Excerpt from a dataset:
======

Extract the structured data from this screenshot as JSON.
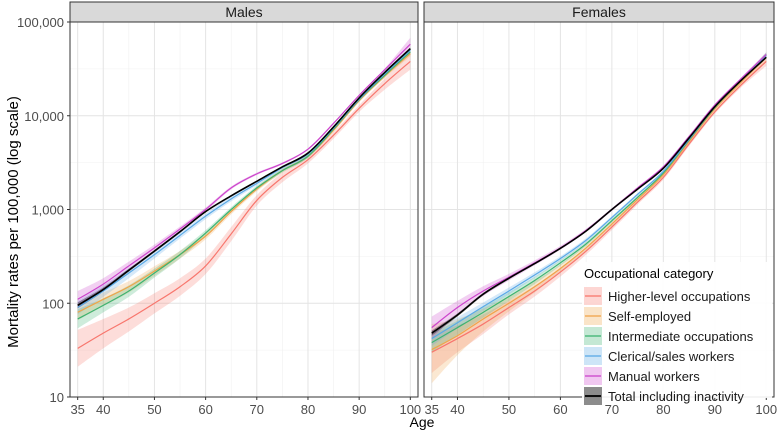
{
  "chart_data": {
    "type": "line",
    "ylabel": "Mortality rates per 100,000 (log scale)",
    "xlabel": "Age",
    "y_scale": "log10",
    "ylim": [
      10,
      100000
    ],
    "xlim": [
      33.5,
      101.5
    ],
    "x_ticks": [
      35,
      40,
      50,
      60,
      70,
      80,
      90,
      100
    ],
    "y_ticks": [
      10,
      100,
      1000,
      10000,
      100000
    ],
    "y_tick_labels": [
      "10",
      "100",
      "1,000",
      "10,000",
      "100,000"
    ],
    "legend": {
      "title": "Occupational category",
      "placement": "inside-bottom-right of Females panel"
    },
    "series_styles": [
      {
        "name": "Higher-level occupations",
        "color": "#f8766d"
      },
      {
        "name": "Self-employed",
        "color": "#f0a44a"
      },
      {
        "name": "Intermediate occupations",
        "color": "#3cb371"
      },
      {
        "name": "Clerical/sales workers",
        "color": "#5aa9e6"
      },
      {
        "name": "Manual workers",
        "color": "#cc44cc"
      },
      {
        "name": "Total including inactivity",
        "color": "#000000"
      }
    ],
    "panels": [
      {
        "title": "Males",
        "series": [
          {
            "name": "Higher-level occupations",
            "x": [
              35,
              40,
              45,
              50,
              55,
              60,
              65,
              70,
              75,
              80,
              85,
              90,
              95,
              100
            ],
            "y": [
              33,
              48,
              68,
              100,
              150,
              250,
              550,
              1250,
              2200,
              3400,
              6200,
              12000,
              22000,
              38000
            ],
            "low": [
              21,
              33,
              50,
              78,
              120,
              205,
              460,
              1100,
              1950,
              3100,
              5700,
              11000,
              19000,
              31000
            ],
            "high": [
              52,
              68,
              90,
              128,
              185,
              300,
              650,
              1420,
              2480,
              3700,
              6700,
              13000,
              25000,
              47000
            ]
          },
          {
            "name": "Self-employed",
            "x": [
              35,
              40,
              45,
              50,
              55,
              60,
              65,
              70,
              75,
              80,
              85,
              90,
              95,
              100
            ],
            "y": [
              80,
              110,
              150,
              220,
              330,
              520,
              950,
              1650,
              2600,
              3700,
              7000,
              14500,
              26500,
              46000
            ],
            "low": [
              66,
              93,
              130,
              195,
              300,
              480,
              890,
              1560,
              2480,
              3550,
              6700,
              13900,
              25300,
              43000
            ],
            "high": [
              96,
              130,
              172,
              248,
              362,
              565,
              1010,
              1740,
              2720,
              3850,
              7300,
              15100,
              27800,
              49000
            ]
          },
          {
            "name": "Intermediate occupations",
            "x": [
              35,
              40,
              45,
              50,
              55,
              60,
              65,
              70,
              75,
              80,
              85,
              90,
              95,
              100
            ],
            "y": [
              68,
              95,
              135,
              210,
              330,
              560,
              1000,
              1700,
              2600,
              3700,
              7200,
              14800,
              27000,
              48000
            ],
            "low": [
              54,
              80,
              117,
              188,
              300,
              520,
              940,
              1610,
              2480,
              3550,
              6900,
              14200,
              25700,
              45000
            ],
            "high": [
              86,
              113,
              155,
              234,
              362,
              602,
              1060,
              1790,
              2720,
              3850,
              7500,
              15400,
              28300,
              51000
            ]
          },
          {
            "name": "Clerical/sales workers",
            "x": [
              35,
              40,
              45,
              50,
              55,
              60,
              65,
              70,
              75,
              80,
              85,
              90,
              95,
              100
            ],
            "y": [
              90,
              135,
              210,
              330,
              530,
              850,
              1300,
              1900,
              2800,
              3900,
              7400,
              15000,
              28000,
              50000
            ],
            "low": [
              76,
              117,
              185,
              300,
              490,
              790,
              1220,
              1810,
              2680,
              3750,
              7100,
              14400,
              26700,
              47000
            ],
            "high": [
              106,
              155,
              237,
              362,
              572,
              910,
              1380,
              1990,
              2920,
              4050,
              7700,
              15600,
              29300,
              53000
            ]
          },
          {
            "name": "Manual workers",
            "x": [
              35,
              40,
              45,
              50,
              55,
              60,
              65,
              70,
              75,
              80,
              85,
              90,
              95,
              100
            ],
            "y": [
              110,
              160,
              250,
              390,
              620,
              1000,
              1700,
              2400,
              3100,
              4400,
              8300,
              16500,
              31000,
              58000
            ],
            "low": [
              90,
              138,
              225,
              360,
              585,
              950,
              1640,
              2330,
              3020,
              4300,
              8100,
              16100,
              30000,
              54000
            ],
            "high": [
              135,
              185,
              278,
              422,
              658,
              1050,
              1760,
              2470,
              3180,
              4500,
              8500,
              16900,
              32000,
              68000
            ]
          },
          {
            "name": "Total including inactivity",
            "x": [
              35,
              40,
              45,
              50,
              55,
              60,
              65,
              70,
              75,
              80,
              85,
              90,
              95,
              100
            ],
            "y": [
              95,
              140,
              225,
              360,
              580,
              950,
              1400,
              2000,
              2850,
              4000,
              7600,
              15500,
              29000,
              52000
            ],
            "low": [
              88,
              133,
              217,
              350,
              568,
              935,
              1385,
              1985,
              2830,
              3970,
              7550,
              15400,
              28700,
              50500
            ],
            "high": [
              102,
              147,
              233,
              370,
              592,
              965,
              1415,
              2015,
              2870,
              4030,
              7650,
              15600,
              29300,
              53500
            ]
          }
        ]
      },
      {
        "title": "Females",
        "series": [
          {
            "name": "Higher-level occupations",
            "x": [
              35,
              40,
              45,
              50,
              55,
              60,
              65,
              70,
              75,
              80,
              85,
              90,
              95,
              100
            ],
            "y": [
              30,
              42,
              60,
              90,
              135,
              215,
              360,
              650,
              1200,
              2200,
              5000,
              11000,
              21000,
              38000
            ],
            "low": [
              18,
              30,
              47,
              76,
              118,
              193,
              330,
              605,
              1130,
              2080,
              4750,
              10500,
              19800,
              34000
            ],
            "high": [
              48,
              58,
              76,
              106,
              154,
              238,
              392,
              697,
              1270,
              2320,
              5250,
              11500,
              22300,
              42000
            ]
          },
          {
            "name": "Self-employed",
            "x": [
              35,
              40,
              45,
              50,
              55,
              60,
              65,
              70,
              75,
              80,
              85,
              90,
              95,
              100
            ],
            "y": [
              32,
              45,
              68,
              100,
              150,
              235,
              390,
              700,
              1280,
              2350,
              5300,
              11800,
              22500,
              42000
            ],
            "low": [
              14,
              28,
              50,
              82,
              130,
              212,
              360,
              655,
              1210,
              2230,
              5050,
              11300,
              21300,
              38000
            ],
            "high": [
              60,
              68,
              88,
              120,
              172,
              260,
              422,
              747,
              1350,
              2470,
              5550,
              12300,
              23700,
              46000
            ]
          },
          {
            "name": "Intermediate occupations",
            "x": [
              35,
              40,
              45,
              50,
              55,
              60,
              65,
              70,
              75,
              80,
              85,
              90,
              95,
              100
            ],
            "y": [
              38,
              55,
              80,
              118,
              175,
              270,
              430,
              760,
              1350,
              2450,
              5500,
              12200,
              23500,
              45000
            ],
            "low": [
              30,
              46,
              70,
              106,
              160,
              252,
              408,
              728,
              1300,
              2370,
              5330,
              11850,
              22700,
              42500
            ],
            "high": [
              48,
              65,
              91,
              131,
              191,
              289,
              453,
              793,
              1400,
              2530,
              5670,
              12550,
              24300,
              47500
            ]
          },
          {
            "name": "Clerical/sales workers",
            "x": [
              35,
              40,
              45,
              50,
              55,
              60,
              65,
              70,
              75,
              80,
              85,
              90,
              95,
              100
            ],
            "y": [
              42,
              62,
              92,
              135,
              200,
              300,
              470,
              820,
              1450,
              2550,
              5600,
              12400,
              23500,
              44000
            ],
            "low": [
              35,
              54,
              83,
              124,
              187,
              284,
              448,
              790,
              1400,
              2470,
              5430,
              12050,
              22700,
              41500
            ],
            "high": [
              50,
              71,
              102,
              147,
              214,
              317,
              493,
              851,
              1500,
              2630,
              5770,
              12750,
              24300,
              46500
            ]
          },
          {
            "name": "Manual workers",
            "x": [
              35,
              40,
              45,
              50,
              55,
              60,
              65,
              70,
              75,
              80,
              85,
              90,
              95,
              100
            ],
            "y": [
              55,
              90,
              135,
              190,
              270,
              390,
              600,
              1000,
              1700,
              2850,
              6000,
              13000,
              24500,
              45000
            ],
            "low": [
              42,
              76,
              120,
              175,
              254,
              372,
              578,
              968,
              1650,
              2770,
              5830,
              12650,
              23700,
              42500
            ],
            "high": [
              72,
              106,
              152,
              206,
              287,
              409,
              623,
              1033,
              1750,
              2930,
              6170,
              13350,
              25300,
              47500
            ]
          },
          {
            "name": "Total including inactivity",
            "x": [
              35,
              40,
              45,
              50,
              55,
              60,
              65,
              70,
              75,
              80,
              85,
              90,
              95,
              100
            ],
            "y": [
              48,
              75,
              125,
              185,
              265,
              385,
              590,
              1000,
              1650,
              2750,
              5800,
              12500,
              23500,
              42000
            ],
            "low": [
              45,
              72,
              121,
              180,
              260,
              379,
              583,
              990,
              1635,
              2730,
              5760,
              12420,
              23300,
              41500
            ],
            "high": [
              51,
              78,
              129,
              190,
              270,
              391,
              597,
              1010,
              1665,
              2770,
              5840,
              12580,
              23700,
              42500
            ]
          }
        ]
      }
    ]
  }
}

======

AIM>
From the records above, copy every line that holds the word "Females".

WORKED SOLUTION>
      "placement": "inside-bottom-right of Females panel"
        "title": "Females",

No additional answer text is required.